WORK TO COMPLETE:
Search the data for the string "bottles" and extract every line where it appears.

MATERIALS PROVIDED:
══════════════════════════════
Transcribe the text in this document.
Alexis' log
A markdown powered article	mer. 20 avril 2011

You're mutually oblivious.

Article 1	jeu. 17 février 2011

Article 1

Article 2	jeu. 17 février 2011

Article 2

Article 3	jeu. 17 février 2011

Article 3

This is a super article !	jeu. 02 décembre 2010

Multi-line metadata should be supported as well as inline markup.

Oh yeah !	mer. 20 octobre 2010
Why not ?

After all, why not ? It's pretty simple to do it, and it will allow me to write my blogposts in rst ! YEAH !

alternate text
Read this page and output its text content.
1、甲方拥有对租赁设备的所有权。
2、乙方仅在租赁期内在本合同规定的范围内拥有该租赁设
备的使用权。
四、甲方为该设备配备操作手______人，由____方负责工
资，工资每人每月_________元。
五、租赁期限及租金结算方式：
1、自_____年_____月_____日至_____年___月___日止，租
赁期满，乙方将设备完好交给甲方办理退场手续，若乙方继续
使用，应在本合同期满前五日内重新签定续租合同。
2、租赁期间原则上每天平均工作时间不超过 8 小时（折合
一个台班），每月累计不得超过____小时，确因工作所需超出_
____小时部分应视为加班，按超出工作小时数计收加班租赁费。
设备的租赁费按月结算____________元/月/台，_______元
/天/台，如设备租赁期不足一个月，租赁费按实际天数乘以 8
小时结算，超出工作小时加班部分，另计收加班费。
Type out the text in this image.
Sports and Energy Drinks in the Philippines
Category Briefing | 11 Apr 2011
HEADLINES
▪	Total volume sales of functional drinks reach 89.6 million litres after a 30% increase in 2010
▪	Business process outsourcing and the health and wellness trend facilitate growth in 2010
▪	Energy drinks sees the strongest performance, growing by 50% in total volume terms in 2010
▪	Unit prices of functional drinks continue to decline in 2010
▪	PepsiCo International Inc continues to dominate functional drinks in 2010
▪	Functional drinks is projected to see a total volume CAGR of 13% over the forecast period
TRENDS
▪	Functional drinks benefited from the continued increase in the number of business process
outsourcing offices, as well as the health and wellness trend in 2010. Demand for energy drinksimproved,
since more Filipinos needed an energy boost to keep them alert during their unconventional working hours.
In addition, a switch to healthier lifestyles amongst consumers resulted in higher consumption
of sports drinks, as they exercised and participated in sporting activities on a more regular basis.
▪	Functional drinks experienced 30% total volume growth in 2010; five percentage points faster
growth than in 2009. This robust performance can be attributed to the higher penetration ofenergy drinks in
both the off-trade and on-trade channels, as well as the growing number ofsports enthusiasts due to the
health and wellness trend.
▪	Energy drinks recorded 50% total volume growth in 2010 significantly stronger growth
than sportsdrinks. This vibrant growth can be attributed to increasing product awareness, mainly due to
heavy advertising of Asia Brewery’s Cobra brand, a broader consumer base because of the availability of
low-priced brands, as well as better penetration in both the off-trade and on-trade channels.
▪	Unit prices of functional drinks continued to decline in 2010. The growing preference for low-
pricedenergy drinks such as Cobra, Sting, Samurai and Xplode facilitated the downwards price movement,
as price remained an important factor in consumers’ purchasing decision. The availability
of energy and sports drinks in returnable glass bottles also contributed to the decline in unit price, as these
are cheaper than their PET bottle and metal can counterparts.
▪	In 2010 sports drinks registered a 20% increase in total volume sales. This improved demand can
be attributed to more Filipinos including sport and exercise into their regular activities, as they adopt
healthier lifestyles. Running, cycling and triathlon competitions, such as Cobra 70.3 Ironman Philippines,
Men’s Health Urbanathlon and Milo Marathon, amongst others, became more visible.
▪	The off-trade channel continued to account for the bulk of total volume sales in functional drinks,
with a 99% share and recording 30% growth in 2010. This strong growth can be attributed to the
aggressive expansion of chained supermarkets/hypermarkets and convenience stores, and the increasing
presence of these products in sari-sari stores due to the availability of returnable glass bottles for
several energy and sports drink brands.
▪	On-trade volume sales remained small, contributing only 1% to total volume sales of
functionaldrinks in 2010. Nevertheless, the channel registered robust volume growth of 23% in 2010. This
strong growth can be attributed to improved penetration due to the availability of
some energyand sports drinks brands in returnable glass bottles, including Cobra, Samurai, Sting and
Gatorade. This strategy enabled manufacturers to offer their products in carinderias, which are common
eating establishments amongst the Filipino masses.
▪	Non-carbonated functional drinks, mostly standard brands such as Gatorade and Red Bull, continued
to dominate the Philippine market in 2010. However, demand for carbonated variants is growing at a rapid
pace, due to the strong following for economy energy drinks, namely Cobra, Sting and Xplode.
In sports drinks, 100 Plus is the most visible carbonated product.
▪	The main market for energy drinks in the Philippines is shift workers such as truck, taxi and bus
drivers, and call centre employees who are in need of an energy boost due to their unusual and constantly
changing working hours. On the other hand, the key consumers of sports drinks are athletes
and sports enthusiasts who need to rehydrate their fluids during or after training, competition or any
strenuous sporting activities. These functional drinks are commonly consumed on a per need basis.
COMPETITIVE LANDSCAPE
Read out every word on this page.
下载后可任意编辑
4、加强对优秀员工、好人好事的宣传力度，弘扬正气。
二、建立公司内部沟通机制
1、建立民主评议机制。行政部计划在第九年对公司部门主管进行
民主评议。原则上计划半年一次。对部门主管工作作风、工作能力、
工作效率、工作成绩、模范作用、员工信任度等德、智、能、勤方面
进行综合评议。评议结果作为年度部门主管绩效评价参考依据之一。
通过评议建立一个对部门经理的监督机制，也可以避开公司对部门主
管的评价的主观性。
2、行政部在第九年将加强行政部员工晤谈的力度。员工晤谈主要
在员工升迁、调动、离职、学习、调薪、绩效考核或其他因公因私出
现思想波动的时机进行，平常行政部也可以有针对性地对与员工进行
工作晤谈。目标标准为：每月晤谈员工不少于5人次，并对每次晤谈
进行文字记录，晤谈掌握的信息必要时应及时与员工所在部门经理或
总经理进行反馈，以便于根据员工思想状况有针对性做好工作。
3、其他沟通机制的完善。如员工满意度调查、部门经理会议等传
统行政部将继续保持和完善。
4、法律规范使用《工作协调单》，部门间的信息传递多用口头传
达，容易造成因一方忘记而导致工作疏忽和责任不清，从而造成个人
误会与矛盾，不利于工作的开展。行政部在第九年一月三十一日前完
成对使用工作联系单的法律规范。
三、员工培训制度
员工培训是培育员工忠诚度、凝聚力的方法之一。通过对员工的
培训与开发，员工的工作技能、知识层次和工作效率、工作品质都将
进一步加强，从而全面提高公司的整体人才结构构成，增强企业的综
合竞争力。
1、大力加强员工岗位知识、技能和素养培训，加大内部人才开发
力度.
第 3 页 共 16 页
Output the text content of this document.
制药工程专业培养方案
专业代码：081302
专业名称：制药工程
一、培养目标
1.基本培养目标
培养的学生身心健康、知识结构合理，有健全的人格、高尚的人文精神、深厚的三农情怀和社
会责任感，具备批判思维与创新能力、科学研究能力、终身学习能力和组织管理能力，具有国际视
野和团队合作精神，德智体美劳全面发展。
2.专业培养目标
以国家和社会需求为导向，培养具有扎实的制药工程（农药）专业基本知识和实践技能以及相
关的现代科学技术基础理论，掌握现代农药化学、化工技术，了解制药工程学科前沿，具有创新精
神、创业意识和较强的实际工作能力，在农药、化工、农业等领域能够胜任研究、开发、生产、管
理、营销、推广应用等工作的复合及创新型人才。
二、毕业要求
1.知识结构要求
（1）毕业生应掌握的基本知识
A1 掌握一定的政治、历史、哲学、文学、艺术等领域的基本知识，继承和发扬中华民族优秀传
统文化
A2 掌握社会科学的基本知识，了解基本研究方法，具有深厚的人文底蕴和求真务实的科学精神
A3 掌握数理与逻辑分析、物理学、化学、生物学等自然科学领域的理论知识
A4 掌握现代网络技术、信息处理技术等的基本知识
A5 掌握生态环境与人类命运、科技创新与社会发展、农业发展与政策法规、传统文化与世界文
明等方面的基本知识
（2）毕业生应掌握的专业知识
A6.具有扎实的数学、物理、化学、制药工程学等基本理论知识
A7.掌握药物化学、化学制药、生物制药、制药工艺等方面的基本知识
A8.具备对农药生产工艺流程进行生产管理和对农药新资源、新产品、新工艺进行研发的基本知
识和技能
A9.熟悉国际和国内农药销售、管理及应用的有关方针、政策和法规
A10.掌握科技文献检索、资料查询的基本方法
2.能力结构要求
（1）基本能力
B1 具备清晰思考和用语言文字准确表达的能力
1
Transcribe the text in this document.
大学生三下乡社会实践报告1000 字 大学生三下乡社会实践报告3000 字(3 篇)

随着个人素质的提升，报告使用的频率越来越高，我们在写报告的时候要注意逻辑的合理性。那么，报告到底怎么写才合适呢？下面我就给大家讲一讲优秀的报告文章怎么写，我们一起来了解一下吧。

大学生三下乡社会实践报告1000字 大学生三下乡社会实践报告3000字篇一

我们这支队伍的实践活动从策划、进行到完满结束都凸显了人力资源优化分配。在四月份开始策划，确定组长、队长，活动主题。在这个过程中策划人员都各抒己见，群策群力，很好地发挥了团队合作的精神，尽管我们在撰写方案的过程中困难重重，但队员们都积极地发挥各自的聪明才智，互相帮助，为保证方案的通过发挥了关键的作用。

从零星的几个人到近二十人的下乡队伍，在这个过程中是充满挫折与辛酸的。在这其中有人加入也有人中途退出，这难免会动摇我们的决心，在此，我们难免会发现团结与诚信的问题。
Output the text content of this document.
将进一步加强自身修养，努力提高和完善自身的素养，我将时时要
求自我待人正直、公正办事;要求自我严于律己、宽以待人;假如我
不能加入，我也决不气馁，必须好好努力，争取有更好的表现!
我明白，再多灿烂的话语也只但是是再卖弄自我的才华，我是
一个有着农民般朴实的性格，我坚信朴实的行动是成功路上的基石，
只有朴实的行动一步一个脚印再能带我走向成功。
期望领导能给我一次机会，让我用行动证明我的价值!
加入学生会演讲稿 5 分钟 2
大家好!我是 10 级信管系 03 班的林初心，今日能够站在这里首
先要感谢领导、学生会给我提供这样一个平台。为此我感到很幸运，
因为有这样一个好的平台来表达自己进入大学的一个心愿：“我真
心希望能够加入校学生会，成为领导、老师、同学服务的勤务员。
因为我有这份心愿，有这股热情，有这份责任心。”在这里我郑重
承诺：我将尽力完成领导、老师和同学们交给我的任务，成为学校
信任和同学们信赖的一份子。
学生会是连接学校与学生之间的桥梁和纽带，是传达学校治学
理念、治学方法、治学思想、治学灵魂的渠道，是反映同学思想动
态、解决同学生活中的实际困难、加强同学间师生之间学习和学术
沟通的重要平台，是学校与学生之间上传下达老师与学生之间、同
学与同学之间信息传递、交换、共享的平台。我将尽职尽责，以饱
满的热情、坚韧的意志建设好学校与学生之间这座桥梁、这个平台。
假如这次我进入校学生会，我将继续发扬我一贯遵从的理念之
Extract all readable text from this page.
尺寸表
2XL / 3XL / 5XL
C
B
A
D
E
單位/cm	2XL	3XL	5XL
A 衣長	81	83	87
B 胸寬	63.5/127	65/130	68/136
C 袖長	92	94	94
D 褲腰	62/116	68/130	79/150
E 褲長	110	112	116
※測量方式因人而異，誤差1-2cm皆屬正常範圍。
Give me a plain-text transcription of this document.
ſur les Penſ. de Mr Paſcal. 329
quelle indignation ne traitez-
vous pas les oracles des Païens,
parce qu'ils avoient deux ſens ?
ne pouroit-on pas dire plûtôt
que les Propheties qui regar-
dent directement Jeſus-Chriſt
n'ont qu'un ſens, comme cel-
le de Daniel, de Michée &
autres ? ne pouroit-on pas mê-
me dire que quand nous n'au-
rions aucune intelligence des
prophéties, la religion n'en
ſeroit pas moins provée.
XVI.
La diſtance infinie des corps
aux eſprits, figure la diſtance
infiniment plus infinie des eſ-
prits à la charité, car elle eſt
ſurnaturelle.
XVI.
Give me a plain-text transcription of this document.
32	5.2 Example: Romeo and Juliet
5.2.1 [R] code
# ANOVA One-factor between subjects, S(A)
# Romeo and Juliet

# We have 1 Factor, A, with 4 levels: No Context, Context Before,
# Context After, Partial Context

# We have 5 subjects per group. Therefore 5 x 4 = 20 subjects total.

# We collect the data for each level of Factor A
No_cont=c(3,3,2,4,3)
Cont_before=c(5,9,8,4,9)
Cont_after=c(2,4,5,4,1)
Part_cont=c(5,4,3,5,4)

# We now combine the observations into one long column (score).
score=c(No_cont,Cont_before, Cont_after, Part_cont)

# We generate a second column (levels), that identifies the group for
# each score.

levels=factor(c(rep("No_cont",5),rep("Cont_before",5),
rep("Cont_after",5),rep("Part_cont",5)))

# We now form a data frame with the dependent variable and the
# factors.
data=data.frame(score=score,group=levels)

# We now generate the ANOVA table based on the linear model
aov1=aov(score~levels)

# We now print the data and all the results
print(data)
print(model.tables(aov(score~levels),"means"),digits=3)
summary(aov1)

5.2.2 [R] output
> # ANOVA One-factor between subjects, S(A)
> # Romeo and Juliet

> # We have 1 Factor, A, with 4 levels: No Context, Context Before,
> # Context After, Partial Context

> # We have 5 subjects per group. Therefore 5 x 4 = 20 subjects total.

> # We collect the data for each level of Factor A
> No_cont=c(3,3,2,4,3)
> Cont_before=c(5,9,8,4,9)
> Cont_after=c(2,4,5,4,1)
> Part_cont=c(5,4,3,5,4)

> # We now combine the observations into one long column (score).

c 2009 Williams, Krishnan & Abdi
══════════════════════════════
CORRECT OUTPUT:
of energy and sports drinks in returnable glass bottles also contributed to the decline in unit price, as these
presence of these products in sari-sari stores due to the availability of returnable glass bottles for
some energyand sports drinks brands in returnable glass bottles, including Cobra, Samurai, Sting and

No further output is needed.